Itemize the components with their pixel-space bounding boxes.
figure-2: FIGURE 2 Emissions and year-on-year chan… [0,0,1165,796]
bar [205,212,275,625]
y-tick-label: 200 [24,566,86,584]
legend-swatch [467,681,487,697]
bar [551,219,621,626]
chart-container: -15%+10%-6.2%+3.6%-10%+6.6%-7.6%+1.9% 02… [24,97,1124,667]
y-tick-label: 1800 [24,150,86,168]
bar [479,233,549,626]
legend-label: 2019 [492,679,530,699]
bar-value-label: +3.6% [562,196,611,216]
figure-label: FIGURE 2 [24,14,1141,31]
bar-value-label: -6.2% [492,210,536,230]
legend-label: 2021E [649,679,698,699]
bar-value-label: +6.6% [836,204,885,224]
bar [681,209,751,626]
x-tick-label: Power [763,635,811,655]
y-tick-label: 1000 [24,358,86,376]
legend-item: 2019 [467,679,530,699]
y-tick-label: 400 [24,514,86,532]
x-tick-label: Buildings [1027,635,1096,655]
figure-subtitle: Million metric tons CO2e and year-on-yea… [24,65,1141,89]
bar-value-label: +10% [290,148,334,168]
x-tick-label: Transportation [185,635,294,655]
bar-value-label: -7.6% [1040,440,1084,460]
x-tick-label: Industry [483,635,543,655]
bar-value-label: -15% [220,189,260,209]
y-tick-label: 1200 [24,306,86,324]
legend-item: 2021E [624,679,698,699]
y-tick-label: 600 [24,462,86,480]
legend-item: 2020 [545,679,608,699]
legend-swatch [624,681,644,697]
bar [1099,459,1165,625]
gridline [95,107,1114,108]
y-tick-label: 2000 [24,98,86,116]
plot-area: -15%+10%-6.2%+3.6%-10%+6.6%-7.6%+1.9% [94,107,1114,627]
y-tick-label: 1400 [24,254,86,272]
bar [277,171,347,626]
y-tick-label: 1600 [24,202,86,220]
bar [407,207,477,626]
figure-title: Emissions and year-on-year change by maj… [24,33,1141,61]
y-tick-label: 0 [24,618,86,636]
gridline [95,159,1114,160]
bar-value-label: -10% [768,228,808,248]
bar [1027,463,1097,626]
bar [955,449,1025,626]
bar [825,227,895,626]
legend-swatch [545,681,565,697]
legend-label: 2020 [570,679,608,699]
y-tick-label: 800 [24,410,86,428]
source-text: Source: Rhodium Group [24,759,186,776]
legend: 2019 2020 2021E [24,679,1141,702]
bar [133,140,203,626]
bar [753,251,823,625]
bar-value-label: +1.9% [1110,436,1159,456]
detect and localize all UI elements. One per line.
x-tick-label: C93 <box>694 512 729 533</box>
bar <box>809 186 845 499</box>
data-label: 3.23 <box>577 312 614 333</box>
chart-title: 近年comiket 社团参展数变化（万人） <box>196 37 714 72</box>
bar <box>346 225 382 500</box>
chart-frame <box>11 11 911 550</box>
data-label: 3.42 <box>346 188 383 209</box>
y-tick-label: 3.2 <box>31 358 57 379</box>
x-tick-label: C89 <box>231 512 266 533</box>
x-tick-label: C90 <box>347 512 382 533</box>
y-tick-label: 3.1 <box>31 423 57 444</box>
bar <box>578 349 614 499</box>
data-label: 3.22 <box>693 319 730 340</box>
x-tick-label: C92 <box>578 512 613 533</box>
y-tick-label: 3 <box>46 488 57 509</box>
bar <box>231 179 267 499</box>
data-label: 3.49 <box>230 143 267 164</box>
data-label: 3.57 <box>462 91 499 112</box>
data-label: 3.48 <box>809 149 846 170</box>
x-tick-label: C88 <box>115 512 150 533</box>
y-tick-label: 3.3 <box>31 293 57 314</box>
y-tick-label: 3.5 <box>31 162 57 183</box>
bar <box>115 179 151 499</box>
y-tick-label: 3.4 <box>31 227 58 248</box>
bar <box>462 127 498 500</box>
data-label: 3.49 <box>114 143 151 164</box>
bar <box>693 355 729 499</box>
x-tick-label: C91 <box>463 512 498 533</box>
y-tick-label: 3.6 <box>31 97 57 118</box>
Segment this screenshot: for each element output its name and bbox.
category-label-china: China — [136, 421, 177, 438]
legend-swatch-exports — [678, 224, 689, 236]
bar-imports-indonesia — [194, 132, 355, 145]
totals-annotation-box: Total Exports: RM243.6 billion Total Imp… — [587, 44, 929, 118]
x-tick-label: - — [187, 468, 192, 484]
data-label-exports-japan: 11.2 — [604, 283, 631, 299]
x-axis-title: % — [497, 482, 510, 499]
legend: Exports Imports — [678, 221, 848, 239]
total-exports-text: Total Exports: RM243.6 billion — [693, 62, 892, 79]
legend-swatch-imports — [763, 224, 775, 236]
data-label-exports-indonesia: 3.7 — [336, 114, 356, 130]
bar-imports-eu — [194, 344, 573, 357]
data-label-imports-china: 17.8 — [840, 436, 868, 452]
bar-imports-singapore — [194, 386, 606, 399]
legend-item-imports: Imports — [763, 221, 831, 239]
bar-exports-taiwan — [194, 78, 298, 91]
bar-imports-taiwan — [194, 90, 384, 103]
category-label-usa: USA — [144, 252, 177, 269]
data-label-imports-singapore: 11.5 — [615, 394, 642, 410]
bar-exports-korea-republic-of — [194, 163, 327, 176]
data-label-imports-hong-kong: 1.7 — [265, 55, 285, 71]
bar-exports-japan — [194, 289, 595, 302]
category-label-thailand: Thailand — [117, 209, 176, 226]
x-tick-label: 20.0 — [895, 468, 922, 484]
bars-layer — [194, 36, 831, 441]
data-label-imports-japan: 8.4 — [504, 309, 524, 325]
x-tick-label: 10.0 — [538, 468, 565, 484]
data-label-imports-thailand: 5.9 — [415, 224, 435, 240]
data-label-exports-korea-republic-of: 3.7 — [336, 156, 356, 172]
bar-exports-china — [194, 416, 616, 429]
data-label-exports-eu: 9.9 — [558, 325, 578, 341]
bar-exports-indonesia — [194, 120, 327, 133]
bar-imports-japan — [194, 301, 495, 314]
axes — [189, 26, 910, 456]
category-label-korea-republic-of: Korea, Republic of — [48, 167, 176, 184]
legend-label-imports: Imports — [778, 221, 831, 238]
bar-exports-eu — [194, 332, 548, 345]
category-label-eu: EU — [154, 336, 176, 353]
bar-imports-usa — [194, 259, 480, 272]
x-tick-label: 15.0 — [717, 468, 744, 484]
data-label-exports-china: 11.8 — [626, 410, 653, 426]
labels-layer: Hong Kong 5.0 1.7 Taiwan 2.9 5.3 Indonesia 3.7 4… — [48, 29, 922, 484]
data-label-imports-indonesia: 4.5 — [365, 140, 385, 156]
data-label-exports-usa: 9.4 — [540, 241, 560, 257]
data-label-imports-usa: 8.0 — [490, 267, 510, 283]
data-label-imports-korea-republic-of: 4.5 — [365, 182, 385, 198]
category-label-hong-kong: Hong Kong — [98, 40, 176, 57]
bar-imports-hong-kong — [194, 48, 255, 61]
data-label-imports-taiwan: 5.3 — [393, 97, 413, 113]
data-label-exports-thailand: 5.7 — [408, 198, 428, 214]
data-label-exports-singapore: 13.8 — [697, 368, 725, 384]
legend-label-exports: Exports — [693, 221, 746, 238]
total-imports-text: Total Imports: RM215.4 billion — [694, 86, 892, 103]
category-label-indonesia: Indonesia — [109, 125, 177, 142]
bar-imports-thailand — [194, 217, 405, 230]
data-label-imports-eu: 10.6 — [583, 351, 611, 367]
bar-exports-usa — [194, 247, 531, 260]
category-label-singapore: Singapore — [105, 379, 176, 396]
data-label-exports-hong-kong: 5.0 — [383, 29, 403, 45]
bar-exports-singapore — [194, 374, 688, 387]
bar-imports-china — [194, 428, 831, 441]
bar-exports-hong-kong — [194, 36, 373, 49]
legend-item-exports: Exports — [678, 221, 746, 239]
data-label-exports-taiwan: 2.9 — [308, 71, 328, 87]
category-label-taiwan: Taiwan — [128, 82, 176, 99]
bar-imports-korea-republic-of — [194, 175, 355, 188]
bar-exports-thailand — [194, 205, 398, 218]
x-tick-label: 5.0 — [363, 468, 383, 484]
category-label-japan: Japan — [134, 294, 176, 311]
────────
= Problem requirements =
Convert everything from the start of the records down to and including the line containing "bar [551,219,621,626]" into a numbered list, skipping any blank lines.

= Response =
1. Itemize the components with their pixel-space bounding boxes.
2. figure-2: FIGURE 2 Emissions and year-on-year chan… [0,0,1165,796]
3. bar [205,212,275,625]
4. y-tick-label: 200 [24,566,86,584]
5. legend-swatch [467,681,487,697]
6. bar [551,219,621,626]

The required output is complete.